[Stored data]
--- BEGIN ---

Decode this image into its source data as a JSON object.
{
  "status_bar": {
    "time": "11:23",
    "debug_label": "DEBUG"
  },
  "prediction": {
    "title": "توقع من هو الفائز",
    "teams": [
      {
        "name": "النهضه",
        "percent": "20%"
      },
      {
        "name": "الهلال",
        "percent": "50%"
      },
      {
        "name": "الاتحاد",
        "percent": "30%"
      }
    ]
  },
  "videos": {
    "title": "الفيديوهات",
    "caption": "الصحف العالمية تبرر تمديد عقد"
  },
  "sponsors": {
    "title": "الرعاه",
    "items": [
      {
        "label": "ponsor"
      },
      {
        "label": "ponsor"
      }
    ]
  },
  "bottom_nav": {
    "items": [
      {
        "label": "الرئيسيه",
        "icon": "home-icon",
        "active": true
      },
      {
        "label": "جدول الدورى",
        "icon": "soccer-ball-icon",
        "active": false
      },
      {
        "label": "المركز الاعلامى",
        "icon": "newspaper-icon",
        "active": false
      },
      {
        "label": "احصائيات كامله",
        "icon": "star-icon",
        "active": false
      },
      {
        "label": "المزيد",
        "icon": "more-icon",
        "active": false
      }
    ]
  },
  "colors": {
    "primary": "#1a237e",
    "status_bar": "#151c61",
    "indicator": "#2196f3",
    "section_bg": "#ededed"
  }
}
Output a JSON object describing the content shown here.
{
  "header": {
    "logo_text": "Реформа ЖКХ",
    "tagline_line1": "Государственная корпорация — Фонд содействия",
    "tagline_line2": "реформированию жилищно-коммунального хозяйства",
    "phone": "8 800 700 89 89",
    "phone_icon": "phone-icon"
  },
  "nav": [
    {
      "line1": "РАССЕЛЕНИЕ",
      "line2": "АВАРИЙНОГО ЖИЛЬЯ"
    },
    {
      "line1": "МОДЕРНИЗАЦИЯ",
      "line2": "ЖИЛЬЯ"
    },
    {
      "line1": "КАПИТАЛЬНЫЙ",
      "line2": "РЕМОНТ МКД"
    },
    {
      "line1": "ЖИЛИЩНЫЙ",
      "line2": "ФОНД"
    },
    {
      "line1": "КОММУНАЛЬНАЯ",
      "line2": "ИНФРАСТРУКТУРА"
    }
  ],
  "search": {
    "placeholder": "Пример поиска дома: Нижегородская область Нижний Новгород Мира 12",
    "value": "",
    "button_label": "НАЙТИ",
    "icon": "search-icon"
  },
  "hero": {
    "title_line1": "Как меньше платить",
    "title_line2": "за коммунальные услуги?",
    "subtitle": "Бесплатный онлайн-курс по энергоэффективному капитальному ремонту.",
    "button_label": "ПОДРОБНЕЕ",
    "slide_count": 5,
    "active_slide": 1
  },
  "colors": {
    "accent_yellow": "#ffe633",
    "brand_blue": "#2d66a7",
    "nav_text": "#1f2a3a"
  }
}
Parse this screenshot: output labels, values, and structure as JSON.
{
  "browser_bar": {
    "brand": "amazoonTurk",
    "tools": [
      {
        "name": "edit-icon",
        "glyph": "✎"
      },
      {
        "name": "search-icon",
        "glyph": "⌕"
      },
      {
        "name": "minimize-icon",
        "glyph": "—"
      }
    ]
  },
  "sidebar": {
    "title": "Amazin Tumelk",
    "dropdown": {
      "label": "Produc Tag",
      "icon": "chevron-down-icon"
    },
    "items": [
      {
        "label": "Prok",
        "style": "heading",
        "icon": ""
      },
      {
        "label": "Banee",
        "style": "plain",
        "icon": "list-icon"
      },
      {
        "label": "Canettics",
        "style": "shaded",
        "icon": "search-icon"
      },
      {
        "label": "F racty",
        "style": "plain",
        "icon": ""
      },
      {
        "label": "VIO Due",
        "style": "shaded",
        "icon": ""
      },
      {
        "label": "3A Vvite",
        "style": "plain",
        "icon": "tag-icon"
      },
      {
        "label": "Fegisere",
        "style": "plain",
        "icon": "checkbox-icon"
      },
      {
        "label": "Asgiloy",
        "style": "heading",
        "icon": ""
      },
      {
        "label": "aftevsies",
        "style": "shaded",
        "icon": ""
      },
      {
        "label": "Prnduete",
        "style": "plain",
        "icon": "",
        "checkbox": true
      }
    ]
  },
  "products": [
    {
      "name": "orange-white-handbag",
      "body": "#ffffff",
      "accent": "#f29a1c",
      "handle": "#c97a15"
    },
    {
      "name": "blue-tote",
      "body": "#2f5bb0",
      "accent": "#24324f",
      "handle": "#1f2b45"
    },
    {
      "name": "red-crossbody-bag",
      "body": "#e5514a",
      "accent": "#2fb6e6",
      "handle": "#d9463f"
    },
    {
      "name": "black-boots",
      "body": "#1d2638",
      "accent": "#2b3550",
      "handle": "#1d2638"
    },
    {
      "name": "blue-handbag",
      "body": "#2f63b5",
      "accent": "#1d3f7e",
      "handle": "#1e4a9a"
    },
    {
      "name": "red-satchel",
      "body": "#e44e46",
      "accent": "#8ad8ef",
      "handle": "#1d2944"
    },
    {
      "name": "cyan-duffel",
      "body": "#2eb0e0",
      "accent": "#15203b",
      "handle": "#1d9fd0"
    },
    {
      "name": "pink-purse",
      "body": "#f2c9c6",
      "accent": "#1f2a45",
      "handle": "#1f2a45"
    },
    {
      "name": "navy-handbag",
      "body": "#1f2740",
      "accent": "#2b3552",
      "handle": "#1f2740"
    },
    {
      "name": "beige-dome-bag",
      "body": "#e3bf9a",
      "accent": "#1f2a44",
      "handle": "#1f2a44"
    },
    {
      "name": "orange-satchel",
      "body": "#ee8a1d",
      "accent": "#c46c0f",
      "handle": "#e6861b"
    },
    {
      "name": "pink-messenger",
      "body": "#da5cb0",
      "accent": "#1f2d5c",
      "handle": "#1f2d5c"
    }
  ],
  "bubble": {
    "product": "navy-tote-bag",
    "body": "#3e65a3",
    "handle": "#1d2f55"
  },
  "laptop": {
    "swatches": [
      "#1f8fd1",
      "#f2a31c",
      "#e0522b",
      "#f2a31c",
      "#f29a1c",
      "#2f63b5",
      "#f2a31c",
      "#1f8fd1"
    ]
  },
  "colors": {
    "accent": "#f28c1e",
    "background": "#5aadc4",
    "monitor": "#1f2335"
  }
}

--- END ---

» Task objective:
Restate every record exactly, leaving nothing out.

» Solution below:
Decode this image into its source data as a JSON object.
{
  "status_bar": {
    "time": "11:23",
    "debug_label": "DEBUG"
  },
  "prediction": {
    "title": "توقع من هو الفائز",
    "teams": [
      {
        "name": "النهضه",
        "percent": "20%"
      },
      {
        "name": "الهلال",
        "percent": "50%"
      },
      {
        "name": "الاتحاد",
        "percent": "30%"
      }
    ]
  },
  "videos": {
    "title": "الفيديوهات",
    "caption": "الصحف العالمية تبرر تمديد عقد"
  },
  "sponsors": {
    "title": "الرعاه",
    "items": [
      {
        "label": "ponsor"
      },
      {
        "label": "ponsor"
      }
    ]
  },
  "bottom_nav": {
    "items": [
      {
        "label": "الرئيسيه",
        "icon": "home-icon",
        "active": true
      },
      {
        "label": "جدول الدورى",
        "icon": "soccer-ball-icon",
        "active": false
      },
      {
        "label": "المركز الاعلامى",
        "icon": "newspaper-icon",
        "active": false
      },
      {
        "label": "احصائيات كامله",
        "icon": "star-icon",
        "active": false
      },
      {
        "label": "المزيد",
        "icon": "more-icon",
        "active": false
      }
    ]
  },
  "colors": {
    "primary": "#1a237e",
    "status_bar": "#151c61",
    "indicator": "#2196f3",
    "section_bg": "#ededed"
  }
}
Output a JSON object describing the content shown here.
{
  "header": {
    "logo_text": "Реформа ЖКХ",
    "tagline_line1": "Государственная корпорация — Фонд содействия",
    "tagline_line2": "реформированию жилищно-коммунального хозяйства",
    "phone": "8 800 700 89 89",
    "phone_icon": "phone-icon"
  },
  "nav": [
    {
      "line1": "РАССЕЛЕНИЕ",
      "line2": "АВАРИЙНОГО ЖИЛЬЯ"
    },
    {
      "line1": "МОДЕРНИЗАЦИЯ",
      "line2": "ЖИЛЬЯ"
    },
    {
      "line1": "КАПИТАЛЬНЫЙ",
      "line2": "РЕМОНТ МКД"
    },
    {
      "line1": "ЖИЛИЩНЫЙ",
      "line2": "ФОНД"
    },
    {
      "line1": "КОММУНАЛЬНАЯ",
      "line2": "ИНФРАСТРУКТУРА"
    }
  ],
  "search": {
    "placeholder": "Пример поиска дома: Нижегородская область Нижний Новгород Мира 12",
    "value": "",
    "button_label": "НАЙТИ",
    "icon": "search-icon"
  },
  "hero": {
    "title_line1": "Как меньше платить",
    "title_line2": "за коммунальные услуги?",
    "subtitle": "Бесплатный онлайн-курс по энергоэффективному капитальному ремонту.",
    "button_label": "ПОДРОБНЕЕ",
    "slide_count": 5,
    "active_slide": 1
  },
  "colors": {
    "accent_yellow": "#ffe633",
    "brand_blue": "#2d66a7",
    "nav_text": "#1f2a3a"
  }
}
Parse this screenshot: output labels, values, and structure as JSON.
{
  "browser_bar": {
    "brand": "amazoonTurk",
    "tools": [
      {
        "name": "edit-icon",
        "glyph": "✎"
      },
      {
        "name": "search-icon",
        "glyph": "⌕"
      },
      {
        "name": "minimize-icon",
        "glyph": "—"
      }
    ]
  },
  "sidebar": {
    "title": "Amazin Tumelk",
    "dropdown": {
      "label": "Produc Tag",
      "icon": "chevron-down-icon"
    },
    "items": [
      {
        "label": "Prok",
        "style": "heading",
        "icon": ""
      },
      {
        "label": "Banee",
        "style": "plain",
        "icon": "list-icon"
      },
      {
        "label": "Canettics",
        "style": "shaded",
        "icon": "search-icon"
      },
      {
        "label": "F racty",
        "style": "plain",
        "icon": ""
      },
      {
        "label": "VIO Due",
        "style": "shaded",
        "icon": ""
      },
      {
        "label": "3A Vvite",
        "style": "plain",
        "icon": "tag-icon"
      },
      {
        "label": "Fegisere",
        "style": "plain",
        "icon": "checkbox-icon"
      },
      {
        "label": "Asgiloy",
        "style": "heading",
        "icon": ""
      },
      {
        "label": "aftevsies",
        "style": "shaded",
        "icon": ""
      },
      {
        "label": "Prnduete",
        "style": "plain",
        "icon": "",
        "checkbox": true
      }
    ]
  },
  "products": [
    {
      "name": "orange-white-handbag",
      "body": "#ffffff",
      "accent": "#f29a1c",
      "handle": "#c97a15"
    },
    {
      "name": "blue-tote",
      "body": "#2f5bb0",
      "accent": "#24324f",
      "handle": "#1f2b45"
    },
    {
      "name": "red-crossbody-bag",
      "body": "#e5514a",
      "accent": "#2fb6e6",
      "handle": "#d9463f"
    },
    {
      "name": "black-boots",
      "body": "#1d2638",
      "accent": "#2b3550",
      "handle": "#1d2638"
    },
    {
      "name": "blue-handbag",
      "body": "#2f63b5",
      "accent": "#1d3f7e",
      "handle": "#1e4a9a"
    },
    {
      "name": "red-satchel",
      "body": "#e44e46",
      "accent": "#8ad8ef",
      "handle": "#1d2944"
    },
    {
      "name": "cyan-duffel",
      "body": "#2eb0e0",
      "accent": "#15203b",
      "handle": "#1d9fd0"
    },
    {
      "name": "pink-purse",
      "body": "#f2c9c6",
      "accent": "#1f2a45",
      "handle": "#1f2a45"
    },
    {
      "name": "navy-handbag",
      "body": "#1f2740",
      "accent": "#2b3552",
      "handle": "#1f2740"
    },
    {
      "name": "beige-dome-bag",
      "body": "#e3bf9a",
      "accent": "#1f2a44",
      "handle": "#1f2a44"
    },
    {
      "name": "orange-satchel",
      "body": "#ee8a1d",
      "accent": "#c46c0f",
      "handle": "#e6861b"
    },
    {
      "name": "pink-messenger",
      "body": "#da5cb0",
      "accent": "#1f2d5c",
      "handle": "#1f2d5c"
    }
  ],
  "bubble": {
    "product": "navy-tote-bag",
    "body": "#3e65a3",
    "handle": "#1d2f55"
  },
  "laptop": {
    "swatches": [
      "#1f8fd1",
      "#f2a31c",
      "#e0522b",
      "#f2a31c",
      "#f29a1c",
      "#2f63b5",
      "#f2a31c",
      "#1f8fd1"
    ]
  },
  "colors": {
    "accent": "#f28c1e",
    "background": "#5aadc4",
    "monitor": "#1f2335"
  }
}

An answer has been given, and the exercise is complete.